Dataset rows —
++++++++++
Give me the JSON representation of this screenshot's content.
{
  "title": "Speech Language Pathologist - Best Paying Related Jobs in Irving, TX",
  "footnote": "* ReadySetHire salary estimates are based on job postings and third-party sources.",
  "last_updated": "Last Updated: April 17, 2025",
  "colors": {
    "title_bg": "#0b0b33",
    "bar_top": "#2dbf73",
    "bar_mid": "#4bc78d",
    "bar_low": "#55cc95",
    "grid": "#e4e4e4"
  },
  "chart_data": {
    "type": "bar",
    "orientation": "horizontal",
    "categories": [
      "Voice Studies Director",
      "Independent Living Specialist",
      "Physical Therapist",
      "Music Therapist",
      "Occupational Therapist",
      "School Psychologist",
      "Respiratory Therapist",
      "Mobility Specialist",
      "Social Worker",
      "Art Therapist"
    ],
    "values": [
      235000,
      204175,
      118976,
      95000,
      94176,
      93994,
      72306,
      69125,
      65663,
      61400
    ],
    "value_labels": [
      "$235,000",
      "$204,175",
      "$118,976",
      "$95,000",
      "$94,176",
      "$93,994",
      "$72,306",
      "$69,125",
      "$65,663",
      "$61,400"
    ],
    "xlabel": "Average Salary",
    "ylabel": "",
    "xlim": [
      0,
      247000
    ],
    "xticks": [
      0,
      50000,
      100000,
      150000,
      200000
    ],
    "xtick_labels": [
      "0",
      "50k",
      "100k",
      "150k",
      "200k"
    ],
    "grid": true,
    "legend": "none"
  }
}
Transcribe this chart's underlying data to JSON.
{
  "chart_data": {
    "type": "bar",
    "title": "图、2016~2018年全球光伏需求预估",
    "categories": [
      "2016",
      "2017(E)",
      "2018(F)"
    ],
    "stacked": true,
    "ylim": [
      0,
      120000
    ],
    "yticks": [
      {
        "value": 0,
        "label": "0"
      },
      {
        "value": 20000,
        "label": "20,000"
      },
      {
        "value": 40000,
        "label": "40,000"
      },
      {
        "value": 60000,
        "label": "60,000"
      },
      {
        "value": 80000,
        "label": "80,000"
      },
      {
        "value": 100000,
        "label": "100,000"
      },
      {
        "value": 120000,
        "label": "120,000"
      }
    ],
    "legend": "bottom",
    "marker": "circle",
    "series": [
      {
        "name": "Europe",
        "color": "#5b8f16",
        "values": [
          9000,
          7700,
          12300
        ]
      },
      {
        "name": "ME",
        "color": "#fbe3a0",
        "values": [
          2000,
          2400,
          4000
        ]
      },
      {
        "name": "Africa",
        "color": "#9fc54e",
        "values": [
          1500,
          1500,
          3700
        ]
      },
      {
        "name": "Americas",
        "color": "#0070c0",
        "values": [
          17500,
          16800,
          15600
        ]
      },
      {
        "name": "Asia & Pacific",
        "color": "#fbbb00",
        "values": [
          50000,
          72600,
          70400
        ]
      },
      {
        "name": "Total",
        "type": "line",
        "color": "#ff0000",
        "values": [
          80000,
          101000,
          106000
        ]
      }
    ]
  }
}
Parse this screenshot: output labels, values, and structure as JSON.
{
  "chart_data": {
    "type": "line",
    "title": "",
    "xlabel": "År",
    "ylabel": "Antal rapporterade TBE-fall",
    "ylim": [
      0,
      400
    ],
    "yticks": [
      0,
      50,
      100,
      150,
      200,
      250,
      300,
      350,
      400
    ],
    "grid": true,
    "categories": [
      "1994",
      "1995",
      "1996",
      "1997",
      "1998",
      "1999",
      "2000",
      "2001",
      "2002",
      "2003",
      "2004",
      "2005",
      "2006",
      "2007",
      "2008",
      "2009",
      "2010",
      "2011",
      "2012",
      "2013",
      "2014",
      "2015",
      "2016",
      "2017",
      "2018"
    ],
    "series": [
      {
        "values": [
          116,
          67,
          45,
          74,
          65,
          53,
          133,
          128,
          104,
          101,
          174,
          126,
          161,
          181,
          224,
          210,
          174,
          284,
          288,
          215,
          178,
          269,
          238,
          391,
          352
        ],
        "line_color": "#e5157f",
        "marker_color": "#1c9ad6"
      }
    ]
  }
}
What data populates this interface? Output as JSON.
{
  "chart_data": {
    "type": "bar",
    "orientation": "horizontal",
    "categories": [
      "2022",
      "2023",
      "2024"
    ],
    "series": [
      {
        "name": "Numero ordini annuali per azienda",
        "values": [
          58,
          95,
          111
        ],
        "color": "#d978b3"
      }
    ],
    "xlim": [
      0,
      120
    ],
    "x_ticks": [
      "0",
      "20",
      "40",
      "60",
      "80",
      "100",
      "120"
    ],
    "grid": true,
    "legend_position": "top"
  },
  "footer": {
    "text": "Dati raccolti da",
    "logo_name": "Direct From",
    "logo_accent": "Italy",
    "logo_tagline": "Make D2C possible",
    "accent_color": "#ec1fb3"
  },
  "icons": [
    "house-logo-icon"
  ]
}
++++++++++
Your instructions —
Write out the records above again, keeping each one identical to the original.

Solution —
Give me the JSON representation of this screenshot's content.
{
  "title": "Speech Language Pathologist - Best Paying Related Jobs in Irving, TX",
  "footnote": "* ReadySetHire salary estimates are based on job postings and third-party sources.",
  "last_updated": "Last Updated: April 17, 2025",
  "colors": {
    "title_bg": "#0b0b33",
    "bar_top": "#2dbf73",
    "bar_mid": "#4bc78d",
    "bar_low": "#55cc95",
    "grid": "#e4e4e4"
  },
  "chart_data": {
    "type": "bar",
    "orientation": "horizontal",
    "categories": [
      "Voice Studies Director",
      "Independent Living Specialist",
      "Physical Therapist",
      "Music Therapist",
      "Occupational Therapist",
      "School Psychologist",
      "Respiratory Therapist",
      "Mobility Specialist",
      "Social Worker",
      "Art Therapist"
    ],
    "values": [
      235000,
      204175,
      118976,
      95000,
      94176,
      93994,
      72306,
      69125,
      65663,
      61400
    ],
    "value_labels": [
      "$235,000",
      "$204,175",
      "$118,976",
      "$95,000",
      "$94,176",
      "$93,994",
      "$72,306",
      "$69,125",
      "$65,663",
      "$61,400"
    ],
    "xlabel": "Average Salary",
    "ylabel": "",
    "xlim": [
      0,
      247000
    ],
    "xticks": [
      0,
      50000,
      100000,
      150000,
      200000
    ],
    "xtick_labels": [
      "0",
      "50k",
      "100k",
      "150k",
      "200k"
    ],
    "grid": true,
    "legend": "none"
  }
}
Transcribe this chart's underlying data to JSON.
{
  "chart_data": {
    "type": "bar",
    "title": "图、2016~2018年全球光伏需求预估",
    "categories": [
      "2016",
      "2017(E)",
      "2018(F)"
    ],
    "stacked": true,
    "ylim": [
      0,
      120000
    ],
    "yticks": [
      {
        "value": 0,
        "label": "0"
      },
      {
        "value": 20000,
        "label": "20,000"
      },
      {
        "value": 40000,
        "label": "40,000"
      },
      {
        "value": 60000,
        "label": "60,000"
      },
      {
        "value": 80000,
        "label": "80,000"
      },
      {
        "value": 100000,
        "label": "100,000"
      },
      {
        "value": 120000,
        "label": "120,000"
      }
    ],
    "legend": "bottom",
    "marker": "circle",
    "series": [
      {
        "name": "Europe",
        "color": "#5b8f16",
        "values": [
          9000,
          7700,
          12300
        ]
      },
      {
        "name": "ME",
        "color": "#fbe3a0",
        "values": [
          2000,
          2400,
          4000
        ]
      },
      {
        "name": "Africa",
        "color": "#9fc54e",
        "values": [
          1500,
          1500,
          3700
        ]
      },
      {
        "name": "Americas",
        "color": "#0070c0",
        "values": [
          17500,
          16800,
          15600
        ]
      },
      {
        "name": "Asia & Pacific",
        "color": "#fbbb00",
        "values": [
          50000,
          72600,
          70400
        ]
      },
      {
        "name": "Total",
        "type": "line",
        "color": "#ff0000",
        "values": [
          80000,
          101000,
          106000
        ]
      }
    ]
  }
}
Parse this screenshot: output labels, values, and structure as JSON.
{
  "chart_data": {
    "type": "line",
    "title": "",
    "xlabel": "År",
    "ylabel": "Antal rapporterade TBE-fall",
    "ylim": [
      0,
      400
    ],
    "yticks": [
      0,
      50,
      100,
      150,
      200,
      250,
      300,
      350,
      400
    ],
    "grid": true,
    "categories": [
      "1994",
      "1995",
      "1996",
      "1997",
      "1998",
      "1999",
      "2000",
      "2001",
      "2002",
      "2003",
      "2004",
      "2005",
      "2006",
      "2007",
      "2008",
      "2009",
      "2010",
      "2011",
      "2012",
      "2013",
      "2014",
      "2015",
      "2016",
      "2017",
      "2018"
    ],
    "series": [
      {
        "values": [
          116,
          67,
          45,
          74,
          65,
          53,
          133,
          128,
          104,
          101,
          174,
          126,
          161,
          181,
          224,
          210,
          174,
          284,
          288,
          215,
          178,
          269,
          238,
          391,
          352
        ],
        "line_color": "#e5157f",
        "marker_color": "#1c9ad6"
      }
    ]
  }
}
What data populates this interface? Output as JSON.
{
  "chart_data": {
    "type": "bar",
    "orientation": "horizontal",
    "categories": [
      "2022",
      "2023",
      "2024"
    ],
    "series": [
      {
        "name": "Numero ordini annuali per azienda",
        "values": [
          58,
          95,
          111
        ],
        "color": "#d978b3"
      }
    ],
    "xlim": [
      0,
      120
    ],
    "x_ticks": [
      "0",
      "20",
      "40",
      "60",
      "80",
      "100",
      "120"
    ],
    "grid": true,
    "legend_position": "top"
  },
  "footer": {
    "text": "Dati raccolti da",
    "logo_name": "Direct From",
    "logo_accent": "Italy",
    "logo_tagline": "Make D2C possible",
    "accent_color": "#ec1fb3"
  },
  "icons": [
    "house-logo-icon"
  ]
}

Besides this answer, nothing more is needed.